(Provided information):
★ ★ ★ ★ ★ ★ ★
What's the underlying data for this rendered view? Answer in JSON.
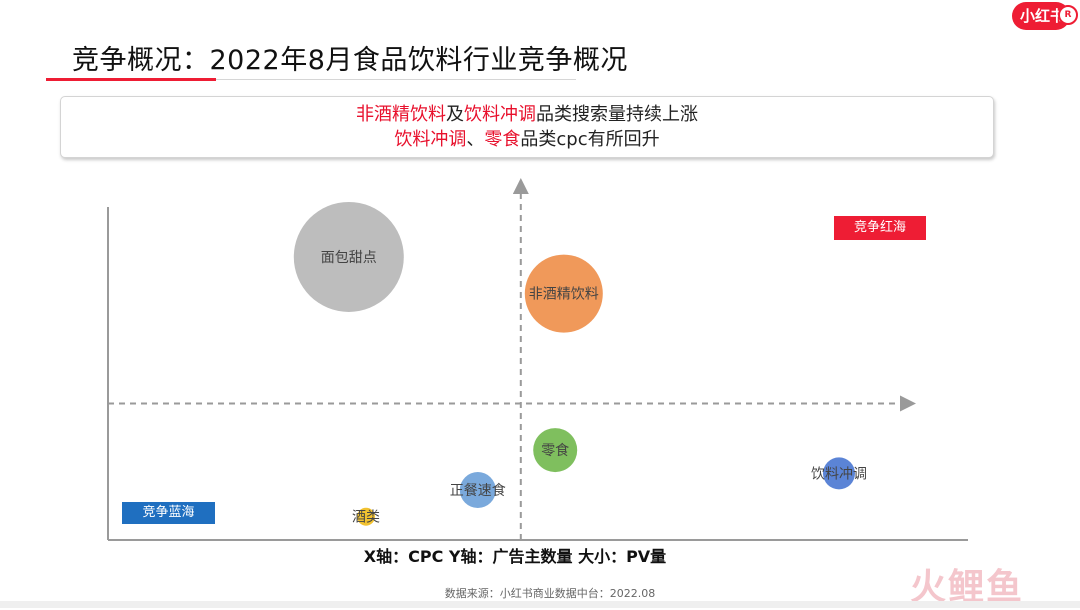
{
  "brand": {
    "logo": "小红书",
    "badge": "R"
  },
  "title": "竞争概况：2022年8月食品饮料行业竞争概况",
  "callout": {
    "line1": [
      {
        "text": "非酒精饮料",
        "highlight": true
      },
      {
        "text": "及",
        "highlight": false
      },
      {
        "text": "饮料冲调",
        "highlight": true
      },
      {
        "text": "品类搜索量持续上涨",
        "highlight": false
      }
    ],
    "line2": [
      {
        "text": "饮料冲调",
        "highlight": true
      },
      {
        "text": "、",
        "highlight": false
      },
      {
        "text": "零食",
        "highlight": true
      },
      {
        "text": "品类cpc有所回升",
        "highlight": false
      }
    ]
  },
  "quadrant_tags": {
    "red_ocean": "竞争红海",
    "blue_ocean": "竞争蓝海"
  },
  "axis_note": "X轴：CPC  Y轴：广告主数量  大小：PV量",
  "source": "数据来源：小红书商业数据中台：2022.08",
  "watermark": "火鲤鱼",
  "colors": {
    "accent": "#ee1d34",
    "blue_tag": "#1f6fc0"
  },
  "chart_data": {
    "type": "scatter",
    "title": "",
    "xlabel": "CPC",
    "ylabel": "广告主数量",
    "size_label": "PV量",
    "xlim": [
      0,
      100
    ],
    "ylim": [
      0,
      100
    ],
    "grid": false,
    "quadrant_divider": {
      "x": 48,
      "y": 41
    },
    "series": [
      {
        "name": "面包甜点",
        "x": 28,
        "y": 85,
        "size": 55,
        "color": "#bdbdbd"
      },
      {
        "name": "非酒精饮料",
        "x": 53,
        "y": 74,
        "size": 39,
        "color": "#f0995a"
      },
      {
        "name": "零食",
        "x": 52,
        "y": 27,
        "size": 22,
        "color": "#7fbf5e"
      },
      {
        "name": "饮料冲调",
        "x": 85,
        "y": 20,
        "size": 16,
        "color": "#5b84d6"
      },
      {
        "name": "正餐速食",
        "x": 43,
        "y": 15,
        "size": 18,
        "color": "#7aa9dc"
      },
      {
        "name": "酒类",
        "x": 30,
        "y": 7,
        "size": 9,
        "color": "#f2c230"
      }
    ]
  }
}
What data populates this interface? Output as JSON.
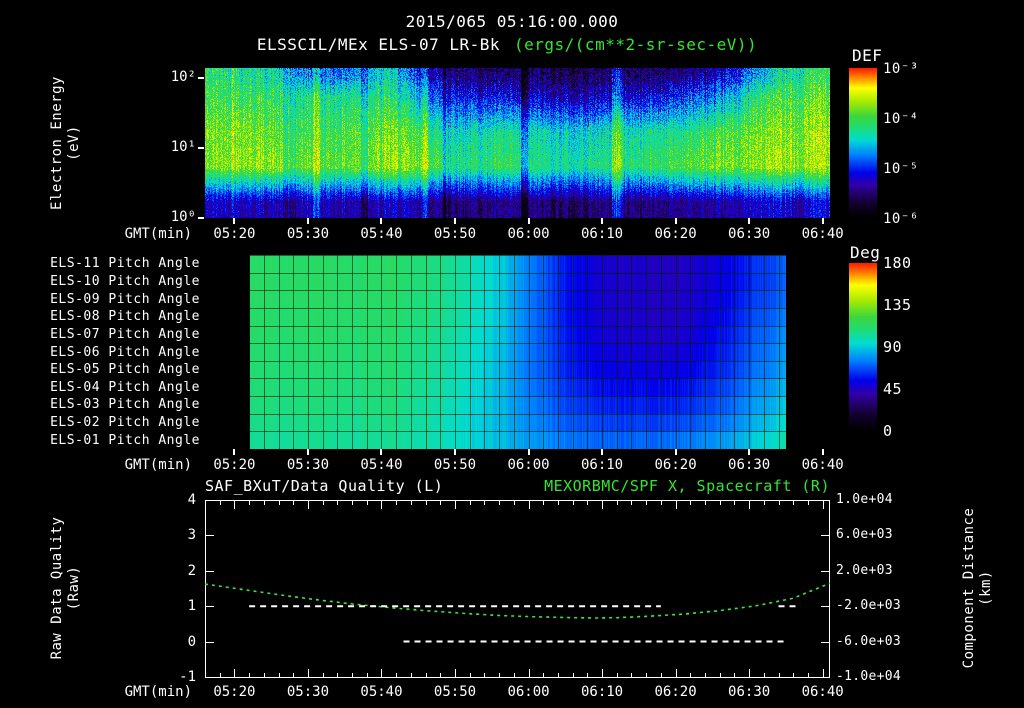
{
  "colors": {
    "background": "#000000",
    "text": "#ffffff",
    "green": "#30e630"
  },
  "header": {
    "timestamp": "2015/065 05:16:00.000",
    "instrument": "ELSSCIL/MEx ELS-07 LR-Bk",
    "units": "(ergs/(cm**2-sr-sec-eV))"
  },
  "time_axis": {
    "label": "GMT(min)",
    "ticks": [
      "05:20",
      "05:30",
      "05:40",
      "05:50",
      "06:00",
      "06:10",
      "06:20",
      "06:30",
      "06:40"
    ]
  },
  "spectrogram_panel": {
    "ylabel_line1": "Electron Energy",
    "ylabel_line2": "(eV)",
    "yticks": [
      {
        "label": "10²",
        "logE": 2
      },
      {
        "label": "10¹",
        "logE": 1
      },
      {
        "label": "10⁰",
        "logE": 0
      }
    ],
    "colorbar_title": "DEF",
    "colorbar_ticks": [
      "10⁻³",
      "10⁻⁴",
      "10⁻⁵",
      "10⁻⁶"
    ]
  },
  "pitch_panel": {
    "row_labels": [
      "ELS-11 Pitch Angle",
      "ELS-10 Pitch Angle",
      "ELS-09 Pitch Angle",
      "ELS-08 Pitch Angle",
      "ELS-07 Pitch Angle",
      "ELS-06 Pitch Angle",
      "ELS-05 Pitch Angle",
      "ELS-04 Pitch Angle",
      "ELS-03 Pitch Angle",
      "ELS-02 Pitch Angle",
      "ELS-01 Pitch Angle"
    ],
    "colorbar_title": "Deg",
    "colorbar_ticks": [
      "180",
      "135",
      "90",
      "45",
      "0"
    ]
  },
  "bottom_panel": {
    "title_left": "SAF_BXuT/Data Quality (L)",
    "title_right": "MEXORBMC/SPF X, Spacecraft (R)",
    "ylabel_left_line1": "Raw Data Quality",
    "ylabel_left_line2": "(Raw)",
    "ylabel_right_line1": "Component Distance",
    "ylabel_right_line2": "(km)",
    "yticks_left": [
      "4",
      "3",
      "2",
      "1",
      "0",
      "-1"
    ],
    "yticks_right": [
      "1.0e+04",
      "6.0e+03",
      "2.0e+03",
      "-2.0e+03",
      "-6.0e+03",
      "-1.0e+04"
    ]
  },
  "chart_data": [
    {
      "type": "heatmap",
      "name": "electron_energy_spectrogram",
      "title": "ELSSCIL/MEx ELS-07 LR-Bk",
      "units": "ergs/(cm**2-sr-sec-eV)",
      "colorbar": {
        "label": "DEF",
        "scale": "log",
        "min": 1e-06,
        "max": 0.001
      },
      "xlabel": "GMT(min)",
      "ylabel": "Electron Energy (eV)",
      "yscale": "log",
      "ylim_eV": [
        1,
        141
      ],
      "ylog_range": [
        0,
        2.15
      ],
      "x_start": "05:16",
      "x_end": "06:41",
      "x": [
        "05:16",
        "05:21",
        "05:26",
        "05:31",
        "05:36",
        "05:41",
        "05:46",
        "05:51",
        "05:56",
        "06:01",
        "06:06",
        "06:11",
        "06:16",
        "06:21",
        "06:26",
        "06:31",
        "06:36",
        "06:41"
      ],
      "energy_bands_eV": [
        [
          1,
          3
        ],
        [
          3,
          10
        ],
        [
          10,
          30
        ],
        [
          30,
          100
        ],
        [
          100,
          141
        ]
      ],
      "values_log10_def": [
        [
          -5.6,
          -5.6,
          -5.7,
          -5.7,
          -5.7,
          -5.6,
          -5.8,
          -5.9,
          -5.9,
          -5.9,
          -6.0,
          -5.9,
          -5.9,
          -5.8,
          -5.8,
          -5.6,
          -5.5,
          -5.5
        ],
        [
          -4.0,
          -3.8,
          -3.9,
          -4.1,
          -4.0,
          -3.8,
          -4.0,
          -4.4,
          -4.3,
          -4.4,
          -4.5,
          -4.4,
          -4.3,
          -4.1,
          -4.0,
          -3.9,
          -3.7,
          -3.8
        ],
        [
          -4.0,
          -3.9,
          -4.1,
          -4.3,
          -4.1,
          -3.9,
          -4.3,
          -4.6,
          -4.5,
          -4.6,
          -4.7,
          -4.6,
          -4.5,
          -4.4,
          -4.2,
          -4.0,
          -3.8,
          -3.8
        ],
        [
          -4.2,
          -4.2,
          -4.3,
          -4.5,
          -4.4,
          -4.3,
          -5.0,
          -5.4,
          -5.5,
          -5.6,
          -5.7,
          -5.6,
          -5.5,
          -5.3,
          -5.0,
          -4.4,
          -4.0,
          -4.1
        ],
        [
          -4.3,
          -4.4,
          -4.6,
          -5.2,
          -5.0,
          -4.6,
          -5.6,
          -5.9,
          -6.0,
          -6.0,
          -6.1,
          -6.0,
          -6.0,
          -5.9,
          -5.7,
          -5.0,
          -4.3,
          -4.3
        ]
      ]
    },
    {
      "type": "heatmap",
      "name": "pitch_angles",
      "colorbar": {
        "label": "Deg",
        "min": 0,
        "max": 180
      },
      "xlabel": "GMT(min)",
      "data_start": "05:22",
      "data_end": "06:35",
      "x": [
        "05:22",
        "05:26",
        "05:31",
        "05:36",
        "05:41",
        "05:46",
        "05:51",
        "05:56",
        "06:01",
        "06:06",
        "06:11",
        "06:16",
        "06:21",
        "06:26",
        "06:31",
        "06:35"
      ],
      "rows": [
        "ELS-11",
        "ELS-10",
        "ELS-09",
        "ELS-08",
        "ELS-07",
        "ELS-06",
        "ELS-05",
        "ELS-04",
        "ELS-03",
        "ELS-02",
        "ELS-01"
      ],
      "values_deg": [
        [
          112,
          112,
          112,
          112,
          112,
          108,
          101,
          90,
          72,
          55,
          47,
          45,
          45,
          50,
          60,
          70
        ],
        [
          112,
          112,
          112,
          112,
          112,
          108,
          101,
          90,
          72,
          55,
          47,
          45,
          45,
          50,
          60,
          70
        ],
        [
          112,
          112,
          112,
          112,
          111,
          107,
          100,
          89,
          71,
          55,
          47,
          45,
          46,
          51,
          62,
          72
        ],
        [
          111,
          111,
          111,
          111,
          111,
          107,
          100,
          89,
          71,
          55,
          47,
          45,
          46,
          52,
          64,
          75
        ],
        [
          111,
          111,
          111,
          111,
          110,
          106,
          99,
          88,
          71,
          56,
          48,
          46,
          47,
          54,
          66,
          78
        ],
        [
          110,
          110,
          110,
          110,
          110,
          105,
          98,
          87,
          71,
          57,
          50,
          48,
          49,
          56,
          68,
          80
        ],
        [
          109,
          109,
          109,
          109,
          109,
          104,
          97,
          86,
          71,
          58,
          52,
          50,
          52,
          58,
          70,
          82
        ],
        [
          108,
          108,
          108,
          108,
          108,
          103,
          96,
          86,
          72,
          61,
          55,
          54,
          56,
          62,
          74,
          86
        ],
        [
          107,
          107,
          107,
          107,
          107,
          102,
          95,
          86,
          74,
          64,
          59,
          58,
          60,
          66,
          78,
          90
        ],
        [
          105,
          105,
          105,
          105,
          105,
          101,
          94,
          86,
          76,
          68,
          64,
          63,
          66,
          71,
          82,
          95
        ],
        [
          103,
          103,
          103,
          103,
          103,
          100,
          94,
          87,
          79,
          73,
          70,
          70,
          73,
          78,
          88,
          100
        ]
      ]
    },
    {
      "type": "line",
      "name": "quality_and_distance",
      "xlabel": "GMT(min)",
      "x_start": "05:16",
      "x_end": "06:41",
      "ylim_left": [
        -1,
        4
      ],
      "ylim_right": [
        -10000,
        10000
      ],
      "series": [
        {
          "name": "SAF_BXuT/Data Quality (L)",
          "axis": "left",
          "style": "dashed",
          "color": "#ffffff",
          "segments": [
            {
              "level": 1,
              "start": "05:22",
              "end": "06:18"
            },
            {
              "level": 0,
              "start": "05:43",
              "end": "06:35"
            },
            {
              "level": 1,
              "start": "06:34",
              "end": "06:37"
            }
          ]
        },
        {
          "name": "MEXORBMC/SPF X, Spacecraft (R)",
          "axis": "right",
          "style": "dashed",
          "color": "#3ce83c",
          "x_minutes_from_start": [
            0,
            5,
            10,
            15,
            20,
            25,
            30,
            35,
            40,
            45,
            50,
            53,
            56,
            60,
            65,
            70,
            75,
            80,
            85
          ],
          "values_km": [
            500,
            -100,
            -700,
            -1250,
            -1750,
            -2150,
            -2500,
            -2800,
            -3050,
            -3200,
            -3300,
            -3330,
            -3300,
            -3150,
            -2900,
            -2500,
            -1950,
            -1100,
            600
          ]
        }
      ]
    }
  ]
}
★ ★ ★ ★ ★ ★ ★
(Task statement): Scan the material for lines with the word "广告主数量", and copy each line you find.

(Answer to this task):
  "axis_note": "X轴：CPC  Y轴：广告主数量  大小：PV量",
    "ylabel": "广告主数量",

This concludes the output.